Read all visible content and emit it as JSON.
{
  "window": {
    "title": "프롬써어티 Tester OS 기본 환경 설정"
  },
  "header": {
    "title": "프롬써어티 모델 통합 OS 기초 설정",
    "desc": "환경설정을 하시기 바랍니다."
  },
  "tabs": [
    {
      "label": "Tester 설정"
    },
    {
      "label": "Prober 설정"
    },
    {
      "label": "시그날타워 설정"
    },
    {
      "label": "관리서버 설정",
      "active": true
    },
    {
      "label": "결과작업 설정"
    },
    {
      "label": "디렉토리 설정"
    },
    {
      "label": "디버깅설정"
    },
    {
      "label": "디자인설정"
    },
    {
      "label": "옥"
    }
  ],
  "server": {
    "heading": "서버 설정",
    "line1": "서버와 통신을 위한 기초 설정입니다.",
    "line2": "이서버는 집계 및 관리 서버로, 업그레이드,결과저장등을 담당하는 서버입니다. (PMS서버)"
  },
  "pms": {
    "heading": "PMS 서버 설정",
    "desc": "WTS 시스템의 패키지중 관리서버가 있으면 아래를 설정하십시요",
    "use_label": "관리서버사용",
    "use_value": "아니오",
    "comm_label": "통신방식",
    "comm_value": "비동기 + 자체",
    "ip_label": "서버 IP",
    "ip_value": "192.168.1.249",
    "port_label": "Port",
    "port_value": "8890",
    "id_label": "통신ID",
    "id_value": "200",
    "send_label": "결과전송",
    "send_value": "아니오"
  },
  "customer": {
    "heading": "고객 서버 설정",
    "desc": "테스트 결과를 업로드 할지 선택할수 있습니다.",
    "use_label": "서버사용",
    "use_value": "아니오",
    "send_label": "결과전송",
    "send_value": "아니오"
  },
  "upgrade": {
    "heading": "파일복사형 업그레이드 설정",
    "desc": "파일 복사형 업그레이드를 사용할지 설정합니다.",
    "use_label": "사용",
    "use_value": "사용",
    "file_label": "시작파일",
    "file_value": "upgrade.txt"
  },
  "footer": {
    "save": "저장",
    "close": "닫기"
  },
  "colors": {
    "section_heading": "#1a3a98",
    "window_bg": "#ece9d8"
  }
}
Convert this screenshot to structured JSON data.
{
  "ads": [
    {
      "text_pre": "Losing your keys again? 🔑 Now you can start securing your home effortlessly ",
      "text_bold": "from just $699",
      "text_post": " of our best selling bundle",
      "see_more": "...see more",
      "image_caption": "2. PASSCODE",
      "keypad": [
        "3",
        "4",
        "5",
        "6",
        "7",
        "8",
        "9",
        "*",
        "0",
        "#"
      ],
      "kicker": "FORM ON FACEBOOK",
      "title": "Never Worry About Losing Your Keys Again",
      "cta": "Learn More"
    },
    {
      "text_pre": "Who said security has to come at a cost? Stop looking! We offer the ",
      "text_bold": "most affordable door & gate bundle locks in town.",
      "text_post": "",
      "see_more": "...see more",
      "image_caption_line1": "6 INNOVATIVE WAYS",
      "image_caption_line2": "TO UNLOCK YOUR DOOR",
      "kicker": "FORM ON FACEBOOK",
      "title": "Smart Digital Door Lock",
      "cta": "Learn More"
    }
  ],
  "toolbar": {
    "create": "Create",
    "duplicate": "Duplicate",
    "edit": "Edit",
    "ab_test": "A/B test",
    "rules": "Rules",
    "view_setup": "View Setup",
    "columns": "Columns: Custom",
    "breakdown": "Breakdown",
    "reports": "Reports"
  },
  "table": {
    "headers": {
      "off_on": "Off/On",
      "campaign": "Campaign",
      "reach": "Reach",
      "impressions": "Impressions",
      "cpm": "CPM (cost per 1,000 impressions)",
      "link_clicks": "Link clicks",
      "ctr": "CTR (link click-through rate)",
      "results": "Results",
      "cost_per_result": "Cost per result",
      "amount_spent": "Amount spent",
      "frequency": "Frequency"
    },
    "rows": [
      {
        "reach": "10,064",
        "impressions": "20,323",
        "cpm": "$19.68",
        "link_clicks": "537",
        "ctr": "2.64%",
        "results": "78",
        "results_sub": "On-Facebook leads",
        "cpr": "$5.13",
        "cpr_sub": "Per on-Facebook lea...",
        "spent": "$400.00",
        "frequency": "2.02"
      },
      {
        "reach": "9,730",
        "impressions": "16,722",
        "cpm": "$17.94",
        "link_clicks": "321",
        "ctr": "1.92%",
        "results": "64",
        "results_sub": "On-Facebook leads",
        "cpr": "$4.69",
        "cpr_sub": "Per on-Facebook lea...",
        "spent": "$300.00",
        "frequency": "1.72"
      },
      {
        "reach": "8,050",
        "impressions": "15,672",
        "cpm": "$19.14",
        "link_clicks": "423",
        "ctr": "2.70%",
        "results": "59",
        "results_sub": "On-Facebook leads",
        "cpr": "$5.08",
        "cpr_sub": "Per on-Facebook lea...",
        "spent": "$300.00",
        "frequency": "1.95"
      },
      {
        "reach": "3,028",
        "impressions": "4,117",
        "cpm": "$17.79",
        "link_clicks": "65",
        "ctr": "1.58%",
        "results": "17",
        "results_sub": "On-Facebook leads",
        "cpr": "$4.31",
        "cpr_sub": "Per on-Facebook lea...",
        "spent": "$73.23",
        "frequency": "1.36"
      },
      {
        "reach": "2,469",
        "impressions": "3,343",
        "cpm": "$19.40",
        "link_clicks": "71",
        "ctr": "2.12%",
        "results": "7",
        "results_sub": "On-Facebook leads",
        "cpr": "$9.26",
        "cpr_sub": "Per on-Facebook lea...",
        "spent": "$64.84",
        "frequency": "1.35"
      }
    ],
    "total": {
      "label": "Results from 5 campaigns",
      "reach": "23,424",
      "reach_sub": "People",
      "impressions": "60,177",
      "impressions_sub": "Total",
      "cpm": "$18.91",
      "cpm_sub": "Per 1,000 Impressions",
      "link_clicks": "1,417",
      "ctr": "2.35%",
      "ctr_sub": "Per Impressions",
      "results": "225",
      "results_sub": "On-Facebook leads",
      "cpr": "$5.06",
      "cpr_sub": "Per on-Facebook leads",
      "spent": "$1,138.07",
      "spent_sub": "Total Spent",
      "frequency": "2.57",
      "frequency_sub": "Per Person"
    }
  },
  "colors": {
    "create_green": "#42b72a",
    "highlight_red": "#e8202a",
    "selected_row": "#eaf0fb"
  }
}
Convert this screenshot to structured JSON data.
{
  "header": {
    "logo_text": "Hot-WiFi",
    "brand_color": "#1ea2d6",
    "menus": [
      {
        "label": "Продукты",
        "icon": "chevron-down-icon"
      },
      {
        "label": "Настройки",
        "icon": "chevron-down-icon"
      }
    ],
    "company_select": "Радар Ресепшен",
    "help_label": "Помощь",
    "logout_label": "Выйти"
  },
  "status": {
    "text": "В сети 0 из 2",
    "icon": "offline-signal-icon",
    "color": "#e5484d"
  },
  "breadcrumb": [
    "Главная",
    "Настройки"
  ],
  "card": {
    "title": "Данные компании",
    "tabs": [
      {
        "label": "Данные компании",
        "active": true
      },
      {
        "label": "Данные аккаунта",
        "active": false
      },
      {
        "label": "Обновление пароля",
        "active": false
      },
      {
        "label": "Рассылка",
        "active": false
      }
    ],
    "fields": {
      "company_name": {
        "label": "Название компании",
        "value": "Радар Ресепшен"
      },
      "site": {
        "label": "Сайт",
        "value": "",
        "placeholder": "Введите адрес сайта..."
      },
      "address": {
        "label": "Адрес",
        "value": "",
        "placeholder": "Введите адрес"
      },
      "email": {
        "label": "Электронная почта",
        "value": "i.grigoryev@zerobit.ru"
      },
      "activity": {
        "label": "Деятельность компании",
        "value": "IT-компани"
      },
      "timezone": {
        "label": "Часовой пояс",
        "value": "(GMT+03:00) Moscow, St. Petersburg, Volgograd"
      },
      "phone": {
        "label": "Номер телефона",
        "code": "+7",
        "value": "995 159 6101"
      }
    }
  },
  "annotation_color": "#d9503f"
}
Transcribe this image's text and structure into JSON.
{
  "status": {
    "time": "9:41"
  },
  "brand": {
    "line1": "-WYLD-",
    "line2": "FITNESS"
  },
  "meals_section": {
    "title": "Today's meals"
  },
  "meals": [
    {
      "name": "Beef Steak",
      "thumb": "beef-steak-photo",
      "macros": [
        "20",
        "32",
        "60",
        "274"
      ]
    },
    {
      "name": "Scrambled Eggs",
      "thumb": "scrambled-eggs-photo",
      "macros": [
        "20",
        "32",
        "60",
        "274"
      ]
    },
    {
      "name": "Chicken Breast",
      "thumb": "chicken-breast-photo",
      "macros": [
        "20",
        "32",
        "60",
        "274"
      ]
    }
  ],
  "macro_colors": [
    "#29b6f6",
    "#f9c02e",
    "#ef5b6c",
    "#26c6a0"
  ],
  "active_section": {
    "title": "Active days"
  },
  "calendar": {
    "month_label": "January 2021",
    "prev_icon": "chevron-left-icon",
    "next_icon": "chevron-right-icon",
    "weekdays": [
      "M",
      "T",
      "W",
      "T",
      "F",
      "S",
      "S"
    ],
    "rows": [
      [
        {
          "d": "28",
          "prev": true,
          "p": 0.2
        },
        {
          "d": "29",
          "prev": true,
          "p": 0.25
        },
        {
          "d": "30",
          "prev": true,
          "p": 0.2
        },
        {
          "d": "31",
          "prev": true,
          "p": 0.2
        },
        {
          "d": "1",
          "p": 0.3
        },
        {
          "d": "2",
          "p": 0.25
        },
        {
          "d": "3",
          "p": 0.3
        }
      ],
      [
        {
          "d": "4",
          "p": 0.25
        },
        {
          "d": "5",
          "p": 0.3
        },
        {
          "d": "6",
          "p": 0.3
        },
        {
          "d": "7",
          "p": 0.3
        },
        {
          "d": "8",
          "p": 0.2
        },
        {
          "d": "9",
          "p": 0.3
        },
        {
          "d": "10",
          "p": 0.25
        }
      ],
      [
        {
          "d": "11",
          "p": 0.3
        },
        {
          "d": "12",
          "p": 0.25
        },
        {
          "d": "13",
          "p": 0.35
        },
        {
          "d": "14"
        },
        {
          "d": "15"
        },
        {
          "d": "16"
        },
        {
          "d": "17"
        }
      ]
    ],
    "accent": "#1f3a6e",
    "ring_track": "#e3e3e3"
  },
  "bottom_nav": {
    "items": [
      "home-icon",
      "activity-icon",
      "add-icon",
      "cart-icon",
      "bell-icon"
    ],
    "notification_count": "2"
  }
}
------------------------------------------------------------
DO THIS: Above are the entries; count how many of their lines contain the word "placeholder" and give only that number.

RESPONSE: 2